Quote all of the data below exactly, please.

Chart and figure data
┏━━
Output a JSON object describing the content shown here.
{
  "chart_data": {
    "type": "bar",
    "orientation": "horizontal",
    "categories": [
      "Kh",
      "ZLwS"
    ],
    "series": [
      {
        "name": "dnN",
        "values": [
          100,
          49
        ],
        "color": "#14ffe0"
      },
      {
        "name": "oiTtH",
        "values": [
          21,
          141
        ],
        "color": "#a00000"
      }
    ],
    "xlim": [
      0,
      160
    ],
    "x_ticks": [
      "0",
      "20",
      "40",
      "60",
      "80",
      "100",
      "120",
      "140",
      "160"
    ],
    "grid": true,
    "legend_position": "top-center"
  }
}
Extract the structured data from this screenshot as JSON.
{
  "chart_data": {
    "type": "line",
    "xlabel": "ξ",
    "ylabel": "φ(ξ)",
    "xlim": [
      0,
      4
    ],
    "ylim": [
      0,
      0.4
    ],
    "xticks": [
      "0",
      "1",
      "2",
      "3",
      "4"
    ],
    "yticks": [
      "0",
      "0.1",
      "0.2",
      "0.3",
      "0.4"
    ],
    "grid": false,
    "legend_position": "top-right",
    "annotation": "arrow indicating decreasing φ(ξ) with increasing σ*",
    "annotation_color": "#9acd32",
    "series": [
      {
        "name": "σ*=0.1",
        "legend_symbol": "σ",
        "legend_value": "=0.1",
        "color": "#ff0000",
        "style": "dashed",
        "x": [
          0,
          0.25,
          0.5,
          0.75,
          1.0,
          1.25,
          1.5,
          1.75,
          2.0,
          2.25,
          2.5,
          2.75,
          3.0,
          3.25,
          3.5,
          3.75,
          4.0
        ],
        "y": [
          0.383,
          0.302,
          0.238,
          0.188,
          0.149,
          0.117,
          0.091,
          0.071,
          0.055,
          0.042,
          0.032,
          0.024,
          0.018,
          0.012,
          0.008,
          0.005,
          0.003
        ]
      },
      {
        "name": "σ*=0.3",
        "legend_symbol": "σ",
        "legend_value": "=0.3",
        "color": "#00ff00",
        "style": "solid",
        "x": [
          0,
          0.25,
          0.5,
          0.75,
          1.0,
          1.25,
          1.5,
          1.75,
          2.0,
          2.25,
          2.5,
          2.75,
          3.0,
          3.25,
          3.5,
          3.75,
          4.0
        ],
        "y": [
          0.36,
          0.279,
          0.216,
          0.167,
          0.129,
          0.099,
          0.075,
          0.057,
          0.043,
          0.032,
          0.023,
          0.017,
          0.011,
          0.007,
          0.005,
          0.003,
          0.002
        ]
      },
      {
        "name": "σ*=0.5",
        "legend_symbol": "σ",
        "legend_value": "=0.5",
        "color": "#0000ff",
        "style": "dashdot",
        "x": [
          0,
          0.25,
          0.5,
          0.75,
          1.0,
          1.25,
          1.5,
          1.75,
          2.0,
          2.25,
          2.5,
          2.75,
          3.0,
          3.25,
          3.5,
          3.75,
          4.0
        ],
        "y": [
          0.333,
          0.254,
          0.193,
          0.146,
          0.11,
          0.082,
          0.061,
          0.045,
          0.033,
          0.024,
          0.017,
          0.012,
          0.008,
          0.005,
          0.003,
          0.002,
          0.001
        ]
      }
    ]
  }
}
┗━━
## Result of the exercise
Output a JSON object describing the content shown here.
{
  "chart_data": {
    "type": "bar",
    "orientation": "horizontal",
    "categories": [
      "Kh",
      "ZLwS"
    ],
    "series": [
      {
        "name": "dnN",
        "values": [
          100,
          49
        ],
        "color": "#14ffe0"
      },
      {
        "name": "oiTtH",
        "values": [
          21,
          141
        ],
        "color": "#a00000"
      }
    ],
    "xlim": [
      0,
      160
    ],
    "x_ticks": [
      "0",
      "20",
      "40",
      "60",
      "80",
      "100",
      "120",
      "140",
      "160"
    ],
    "grid": true,
    "legend_position": "top-center"
  }
}
Extract the structured data from this screenshot as JSON.
{
  "chart_data": {
    "type": "line",
    "xlabel": "ξ",
    "ylabel": "φ(ξ)",
    "xlim": [
      0,
      4
    ],
    "ylim": [
      0,
      0.4
    ],
    "xticks": [
      "0",
      "1",
      "2",
      "3",
      "4"
    ],
    "yticks": [
      "0",
      "0.1",
      "0.2",
      "0.3",
      "0.4"
    ],
    "grid": false,
    "legend_position": "top-right",
    "annotation": "arrow indicating decreasing φ(ξ) with increasing σ*",
    "annotation_color": "#9acd32",
    "series": [
      {
        "name": "σ*=0.1",
        "legend_symbol": "σ",
        "legend_value": "=0.1",
        "color": "#ff0000",
        "style": "dashed",
        "x": [
          0,
          0.25,
          0.5,
          0.75,
          1.0,
          1.25,
          1.5,
          1.75,
          2.0,
          2.25,
          2.5,
          2.75,
          3.0,
          3.25,
          3.5,
          3.75,
          4.0
        ],
        "y": [
          0.383,
          0.302,
          0.238,
          0.188,
          0.149,
          0.117,
          0.091,
          0.071,
          0.055,
          0.042,
          0.032,
          0.024,
          0.018,
          0.012,
          0.008,
          0.005,
          0.003
        ]
      },
      {
        "name": "σ*=0.3",
        "legend_symbol": "σ",
        "legend_value": "=0.3",
        "color": "#00ff00",
        "style": "solid",
        "x": [
          0,
          0.25,
          0.5,
          0.75,
          1.0,
          1.25,
          1.5,
          1.75,
          2.0,
          2.25,
          2.5,
          2.75,
          3.0,
          3.25,
          3.5,
          3.75,
          4.0
        ],
        "y": [
          0.36,
          0.279,
          0.216,
          0.167,
          0.129,
          0.099,
          0.075,
          0.057,
          0.043,
          0.032,
          0.023,
          0.017,
          0.011,
          0.007,
          0.005,
          0.003,
          0.002
        ]
      },
      {
        "name": "σ*=0.5",
        "legend_symbol": "σ",
        "legend_value": "=0.5",
        "color": "#0000ff",
        "style": "dashdot",
        "x": [
          0,
          0.25,
          0.5,
          0.75,
          1.0,
          1.25,
          1.5,
          1.75,
          2.0,
          2.25,
          2.5,
          2.75,
          3.0,
          3.25,
          3.5,
          3.75,
          4.0
        ],
        "y": [
          0.333,
          0.254,
          0.193,
          0.146,
          0.11,
          0.082,
          0.061,
          0.045,
          0.033,
          0.024,
          0.017,
          0.012,
          0.008,
          0.005,
          0.003,
          0.002,
          0.001
        ]
      }
    ]
  }
}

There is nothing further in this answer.